**Excerpted passage:**
┄┄┄┄┄┄┄┄┄┄┄┄┄┄┄┄┄┄┄┄

19. ATF Services earns fees from OR Title and third parties for searches of real property records conducted on the Title Plant in connection with their issuance of title insurance policies.
Doc. No. 360, ¶ 63; Doc. No. 370, ¶ 140.
20. Debtor did not retain a copy of the Title Plant as it existed on July 1, 2009.
21. After Debtor and OR Holding formed ATF Services, Debtor permitted ATF Services to operate under the trade name "The Fund."
Doc. No. 360, ¶¶ 56-57; Doc. No. 370, ¶ 127.
22. The evidence suggests that, after the JVA, all of Debtor's business operations related to the sale, issuance, and underwriting of title insurance policies were moved to OR Title, and all of Debtor's "ancillary" business operations were moved to ATF Services. In other words, OR Title received the revenues from the sale of title insurance policies, while the cost of maintaining the Title Plant and employing 544 of Debtor's former employees was borne by ATF Services.
23. In 2010, the year after the 2009 JVA and the formation of ATF Services, OR Title's market share of premiums earned by title insurance companies in the State of Florida increased to 28.65%, and for the years 2011 through 2015 ranged between 29.6% and 32.5%.
Doc. No. 462-11, Plaintiff's Ex. 679.
D. Debtor transfers the Marks to ATIF Trust.
1. In June 2011, two years after entering into the JVA, Debtor transferred all of its trade and services marks (the "Marks"), including its trade name "The Fund," to Debtor's parent, ATIF Trust.
Doc. No. 370, ¶ 129.
2. Plaintiff acknowledges that Debtor was solvent in 2011.
Doc. No. 466, February 18 Trial Transcript, p. 99; Doc. No. 469, February 23 Trial Transcript, pp. 14-15, 46.
E. The Amended JVA
1. As of October 2011, ATF Services reported operating losses of approximately $30 million, and OR Holding had loaned ATF Services approximately $20 million under a loan agreement.

┄┄┄┄┄┄┄┄┄┄┄┄┄┄┄┄┄┄┄┄

(Layout element annotations)
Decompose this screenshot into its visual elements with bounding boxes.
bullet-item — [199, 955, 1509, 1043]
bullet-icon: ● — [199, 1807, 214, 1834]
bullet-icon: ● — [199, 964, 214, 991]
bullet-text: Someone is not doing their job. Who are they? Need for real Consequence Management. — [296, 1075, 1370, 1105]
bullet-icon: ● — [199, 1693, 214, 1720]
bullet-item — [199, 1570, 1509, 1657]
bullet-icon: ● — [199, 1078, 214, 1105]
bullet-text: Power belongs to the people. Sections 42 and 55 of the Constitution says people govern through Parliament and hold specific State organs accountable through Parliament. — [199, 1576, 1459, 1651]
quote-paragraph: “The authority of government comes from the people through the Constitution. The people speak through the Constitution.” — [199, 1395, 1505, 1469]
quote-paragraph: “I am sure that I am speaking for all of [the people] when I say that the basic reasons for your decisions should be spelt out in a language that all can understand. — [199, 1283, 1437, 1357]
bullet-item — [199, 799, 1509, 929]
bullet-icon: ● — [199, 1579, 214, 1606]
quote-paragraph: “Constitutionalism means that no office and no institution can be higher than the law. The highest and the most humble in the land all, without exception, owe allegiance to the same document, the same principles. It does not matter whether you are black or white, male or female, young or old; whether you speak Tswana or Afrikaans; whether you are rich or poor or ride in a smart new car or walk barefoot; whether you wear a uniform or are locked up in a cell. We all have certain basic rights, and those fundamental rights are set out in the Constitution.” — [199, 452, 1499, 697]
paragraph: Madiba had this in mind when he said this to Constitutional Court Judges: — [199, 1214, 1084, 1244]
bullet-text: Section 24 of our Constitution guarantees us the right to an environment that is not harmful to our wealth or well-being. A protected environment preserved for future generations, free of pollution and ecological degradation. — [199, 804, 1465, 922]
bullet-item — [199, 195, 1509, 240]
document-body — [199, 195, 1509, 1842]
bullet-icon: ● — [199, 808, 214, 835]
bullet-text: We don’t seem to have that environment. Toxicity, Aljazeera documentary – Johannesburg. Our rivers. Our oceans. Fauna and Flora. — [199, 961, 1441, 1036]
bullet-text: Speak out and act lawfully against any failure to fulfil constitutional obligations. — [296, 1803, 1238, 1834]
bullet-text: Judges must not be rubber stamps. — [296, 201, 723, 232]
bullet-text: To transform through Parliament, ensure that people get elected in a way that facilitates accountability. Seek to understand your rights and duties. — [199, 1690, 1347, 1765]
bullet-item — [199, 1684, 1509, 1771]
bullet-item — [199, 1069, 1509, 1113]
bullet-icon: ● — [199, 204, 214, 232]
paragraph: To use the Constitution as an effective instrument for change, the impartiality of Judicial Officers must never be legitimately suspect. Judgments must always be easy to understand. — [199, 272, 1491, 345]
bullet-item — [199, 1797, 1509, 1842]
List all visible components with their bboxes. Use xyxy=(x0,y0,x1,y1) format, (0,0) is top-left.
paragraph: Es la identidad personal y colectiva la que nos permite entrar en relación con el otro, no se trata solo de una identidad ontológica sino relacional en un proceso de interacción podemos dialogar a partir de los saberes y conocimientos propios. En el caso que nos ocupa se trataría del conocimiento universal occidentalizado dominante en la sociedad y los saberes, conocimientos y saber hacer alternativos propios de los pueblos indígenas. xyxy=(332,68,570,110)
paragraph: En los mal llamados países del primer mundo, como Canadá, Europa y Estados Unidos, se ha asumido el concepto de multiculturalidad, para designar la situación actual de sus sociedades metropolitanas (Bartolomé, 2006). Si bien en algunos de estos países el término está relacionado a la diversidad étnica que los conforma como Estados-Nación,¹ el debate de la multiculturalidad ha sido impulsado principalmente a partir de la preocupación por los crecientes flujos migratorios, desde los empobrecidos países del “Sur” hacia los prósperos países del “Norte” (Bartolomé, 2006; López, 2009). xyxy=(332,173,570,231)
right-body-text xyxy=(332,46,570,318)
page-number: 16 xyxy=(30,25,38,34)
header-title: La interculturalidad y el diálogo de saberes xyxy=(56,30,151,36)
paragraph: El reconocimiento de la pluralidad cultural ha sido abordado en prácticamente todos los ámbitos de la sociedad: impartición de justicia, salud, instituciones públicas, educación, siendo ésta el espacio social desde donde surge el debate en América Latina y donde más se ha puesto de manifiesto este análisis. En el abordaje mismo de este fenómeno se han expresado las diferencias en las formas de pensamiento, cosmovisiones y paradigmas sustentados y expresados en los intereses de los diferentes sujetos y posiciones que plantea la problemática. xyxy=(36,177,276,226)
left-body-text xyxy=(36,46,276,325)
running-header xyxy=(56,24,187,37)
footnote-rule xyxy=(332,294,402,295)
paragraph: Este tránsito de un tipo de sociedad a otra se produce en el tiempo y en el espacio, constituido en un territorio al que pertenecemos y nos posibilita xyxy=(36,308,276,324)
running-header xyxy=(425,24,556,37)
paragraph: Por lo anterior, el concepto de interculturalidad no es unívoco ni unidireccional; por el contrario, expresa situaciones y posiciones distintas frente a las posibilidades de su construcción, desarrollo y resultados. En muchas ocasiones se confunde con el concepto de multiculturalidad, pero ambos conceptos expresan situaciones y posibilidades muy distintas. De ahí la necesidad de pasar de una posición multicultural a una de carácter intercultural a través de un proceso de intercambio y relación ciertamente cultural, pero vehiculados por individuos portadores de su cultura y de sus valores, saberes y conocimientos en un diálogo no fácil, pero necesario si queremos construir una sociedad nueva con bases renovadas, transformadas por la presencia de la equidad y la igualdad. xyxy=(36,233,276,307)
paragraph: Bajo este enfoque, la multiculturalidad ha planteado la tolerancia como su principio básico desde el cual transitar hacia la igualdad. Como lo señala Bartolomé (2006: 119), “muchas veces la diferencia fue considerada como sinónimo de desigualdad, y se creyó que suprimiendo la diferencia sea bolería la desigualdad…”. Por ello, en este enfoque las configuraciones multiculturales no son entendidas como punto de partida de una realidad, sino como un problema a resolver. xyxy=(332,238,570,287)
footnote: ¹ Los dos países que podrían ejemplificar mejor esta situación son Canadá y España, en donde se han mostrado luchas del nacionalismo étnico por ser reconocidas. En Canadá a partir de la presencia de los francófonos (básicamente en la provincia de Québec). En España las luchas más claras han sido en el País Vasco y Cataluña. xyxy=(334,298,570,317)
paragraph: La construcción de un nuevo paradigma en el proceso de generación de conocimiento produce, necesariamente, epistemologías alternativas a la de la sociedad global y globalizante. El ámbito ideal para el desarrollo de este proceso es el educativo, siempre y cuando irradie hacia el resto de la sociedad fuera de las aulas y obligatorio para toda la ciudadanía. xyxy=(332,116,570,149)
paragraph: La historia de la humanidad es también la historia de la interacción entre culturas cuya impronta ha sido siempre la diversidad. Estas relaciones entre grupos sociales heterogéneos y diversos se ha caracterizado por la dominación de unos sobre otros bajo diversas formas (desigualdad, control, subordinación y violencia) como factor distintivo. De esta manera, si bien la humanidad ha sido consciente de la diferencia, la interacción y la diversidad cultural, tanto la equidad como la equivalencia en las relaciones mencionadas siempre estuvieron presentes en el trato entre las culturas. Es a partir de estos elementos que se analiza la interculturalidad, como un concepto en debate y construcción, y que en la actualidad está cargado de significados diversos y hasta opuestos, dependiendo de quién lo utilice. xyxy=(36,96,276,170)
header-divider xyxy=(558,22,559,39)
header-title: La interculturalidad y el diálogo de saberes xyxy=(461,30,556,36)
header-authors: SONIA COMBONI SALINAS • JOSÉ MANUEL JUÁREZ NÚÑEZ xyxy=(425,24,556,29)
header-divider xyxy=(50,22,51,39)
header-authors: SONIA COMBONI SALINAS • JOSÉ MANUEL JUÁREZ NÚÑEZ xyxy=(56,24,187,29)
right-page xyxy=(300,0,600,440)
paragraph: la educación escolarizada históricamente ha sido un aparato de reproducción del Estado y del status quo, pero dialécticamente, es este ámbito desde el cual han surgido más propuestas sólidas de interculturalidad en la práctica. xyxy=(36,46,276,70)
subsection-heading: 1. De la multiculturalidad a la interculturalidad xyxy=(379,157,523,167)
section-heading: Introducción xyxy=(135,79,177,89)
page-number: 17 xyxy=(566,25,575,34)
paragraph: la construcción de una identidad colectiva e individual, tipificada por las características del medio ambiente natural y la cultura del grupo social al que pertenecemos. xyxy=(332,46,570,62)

┄┄┄┄┄┄┄┄┄┄┄┄┄┄┄┄┄┄┄┄

**Tasks:**
[1] Reproduce the court findings excerpt from "1. In June 2011, two" to "solvent in 2011.".
[2] Recast the records as a JSON list of strings, one string per line, from the first line of the records to the line with "1395, 1505, 1469]". Include both of those lines and skip any blank lines.

**Full answers:**
[1]
1. In June 2011, two years after entering into the JVA, Debtor transferred all of its trade and services marks (the "Marks"), including its trade name "The Fund," to Debtor's parent, ATIF Trust.
Doc. No. 370, ¶ 129.
2. Plaintiff acknowledges that Debtor was solvent in 2011.

[2]
[
  "Decompose this screenshot into its visual elements with bounding boxes.",
  "bullet-item — [199, 955, 1509, 1043]",
  "bullet-icon: ● — [199, 1807, 214, 1834]",
  "bullet-icon: ● — [199, 964, 214, 991]",
  "bullet-text: Someone is not doing their job. Who are they? Need for real Consequence Management. — [296, 1075, 1370, 1105]",
  "bullet-icon: ● — [199, 1693, 214, 1720]",
  "bullet-item — [199, 1570, 1509, 1657]",
  "bullet-icon: ● — [199, 1078, 214, 1105]",
  "bullet-text: Power belongs to the people. Sections 42 and 55 of the Constitution says people govern through Parliament and hold specific State organs accountable through Parliament. — [199, 1576, 1459, 1651]",
  "quote-paragraph: “The authority of government comes from the people through the Constitution. The people speak through the Constitution.” — [199, 1395, 1505, 1469]"
]